### What you are asked to do
Quote everything in the records from the line that contains "data-point [137, 368, 142, 373]" down to the line that contains "legend-marker [98, 167, 104, 173]", both of those lines included, reproducing each line character for character.

### Supplied material
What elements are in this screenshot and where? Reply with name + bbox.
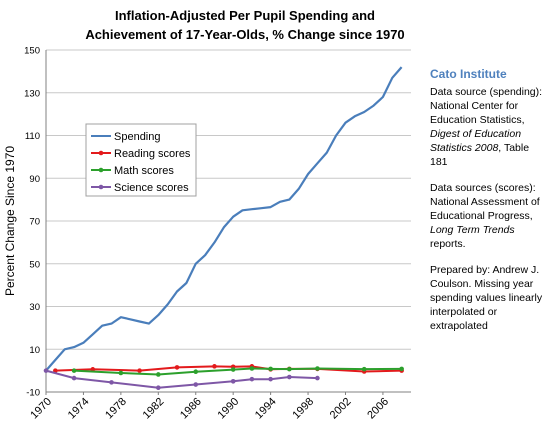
data-point [137, 368, 142, 373]
legend-entry: Reading scores [114, 148, 191, 160]
data-point [230, 379, 236, 384]
y-tick-label: 90 [29, 174, 40, 185]
x-tick-label: 1990 [216, 396, 242, 422]
data-point [361, 366, 367, 372]
data-point [315, 366, 320, 371]
scores-source-title: Long Term Trends [430, 224, 515, 236]
prepared-by-note: Prepared by: Andrew J. Coulson. Missing … [430, 264, 543, 332]
scores-source-note: Data sources (scores): National Assessme… [430, 181, 547, 251]
data-point [174, 365, 180, 370]
x-tick-label: 1982 [141, 396, 167, 422]
data-point [399, 366, 404, 372]
data-point [249, 376, 255, 382]
data-point [212, 364, 217, 369]
y-tick-label: 130 [24, 88, 40, 99]
chart-title-line2: Achievement of 17-Year-Olds, % Change si… [85, 27, 405, 42]
data-point [156, 385, 161, 391]
spending-source-prefix: Data source (spending): National Center … [430, 86, 543, 126]
data-point [268, 376, 273, 382]
data-point [90, 367, 96, 372]
y-tick-label: 70 [29, 217, 40, 228]
legend-entry: Math scores [114, 165, 174, 177]
y-tick-label: 30 [29, 302, 40, 313]
y-tick-label: 150 [24, 46, 40, 57]
y-axis-label: Percent Change Since 1970 [3, 146, 17, 296]
brand-label: Cato Institute [430, 67, 507, 81]
data-point [109, 380, 114, 385]
x-tick-label: 1994 [253, 396, 279, 422]
y-tick-label: 10 [29, 345, 40, 356]
legend-entry: Science scores [114, 182, 189, 194]
series-line-4 [45, 369, 318, 389]
legend-entry: Spending [114, 131, 161, 143]
legend-marker [98, 167, 104, 173]
data-point [193, 382, 199, 387]
x-tick-label: 1978 [103, 396, 129, 422]
data-point [268, 366, 273, 372]
scores-source-prefix: Data sources (scores): National Assessme… [430, 182, 540, 222]
data-point [287, 366, 292, 372]
chart-title-line1: Inflation-Adjusted Per Pupil Spending an… [115, 8, 375, 23]
scores-source-suffix: reports. [430, 238, 466, 250]
series-line-1 [45, 66, 403, 372]
spending-source-suffix: , Table 181 [430, 142, 530, 168]
spending-source-note: Data source (spending): National Center … [430, 85, 547, 169]
data-point [71, 368, 77, 373]
y-tick-label: 50 [29, 259, 40, 270]
legend-marker [98, 184, 104, 190]
x-tick-label: 1970 [28, 396, 54, 422]
x-tick-label: 2006 [365, 396, 391, 422]
sidebar-notes: Cato Institute Data source (spending): N… [430, 67, 547, 345]
y-tick-label: 110 [25, 131, 40, 142]
spending-source-title: Digest of Education Statistics 2008 [430, 128, 522, 154]
data-point [156, 372, 161, 377]
data-point [118, 370, 124, 376]
x-tick-label: 2002 [328, 396, 354, 422]
data-point [230, 367, 236, 372]
y-tick-label: -10 [26, 388, 40, 399]
data-point [315, 375, 320, 381]
chart-title: Inflation-Adjusted Per Pupil Spending an… [40, 6, 450, 44]
legend-marker [98, 150, 104, 156]
x-tick-label: 1986 [178, 396, 204, 422]
data-point [43, 368, 49, 373]
data-point [193, 369, 199, 374]
x-tick-label: 1974 [66, 396, 92, 422]
data-point [71, 375, 77, 381]
data-point [287, 374, 292, 380]
data-point [249, 366, 255, 371]
x-tick-label: 1998 [290, 396, 316, 422]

### Exercise response
data-point [137, 368, 142, 373]
legend-entry: Reading scores [114, 148, 191, 160]
data-point [230, 379, 236, 384]
y-tick-label: 90 [29, 174, 40, 185]
x-tick-label: 1990 [216, 396, 242, 422]
data-point [361, 366, 367, 372]
data-point [315, 366, 320, 371]
scores-source-title: Long Term Trends [430, 224, 515, 236]
prepared-by-note: Prepared by: Andrew J. Coulson. Missing … [430, 264, 543, 332]
scores-source-note: Data sources (scores): National Assessme… [430, 181, 547, 251]
data-point [174, 365, 180, 370]
x-tick-label: 1982 [141, 396, 167, 422]
data-point [399, 366, 404, 372]
data-point [249, 376, 255, 382]
data-point [212, 364, 217, 369]
y-tick-label: 130 [24, 88, 40, 99]
chart-title-line2: Achievement of 17-Year-Olds, % Change si… [85, 27, 405, 42]
data-point [156, 385, 161, 391]
spending-source-prefix: Data source (spending): National Center … [430, 86, 543, 126]
data-point [268, 376, 273, 382]
data-point [90, 367, 96, 372]
y-tick-label: 70 [29, 217, 40, 228]
legend-entry: Math scores [114, 165, 174, 177]
y-tick-label: 30 [29, 302, 40, 313]
y-tick-label: 150 [24, 46, 40, 57]
y-axis-label: Percent Change Since 1970 [3, 146, 17, 296]
brand-label: Cato Institute [430, 67, 507, 81]
data-point [109, 380, 114, 385]
x-tick-label: 1994 [253, 396, 279, 422]
y-tick-label: 10 [29, 345, 40, 356]
legend-entry: Science scores [114, 182, 189, 194]
series-line-4 [45, 369, 318, 389]
legend-entry: Spending [114, 131, 161, 143]
legend-marker [98, 167, 104, 173]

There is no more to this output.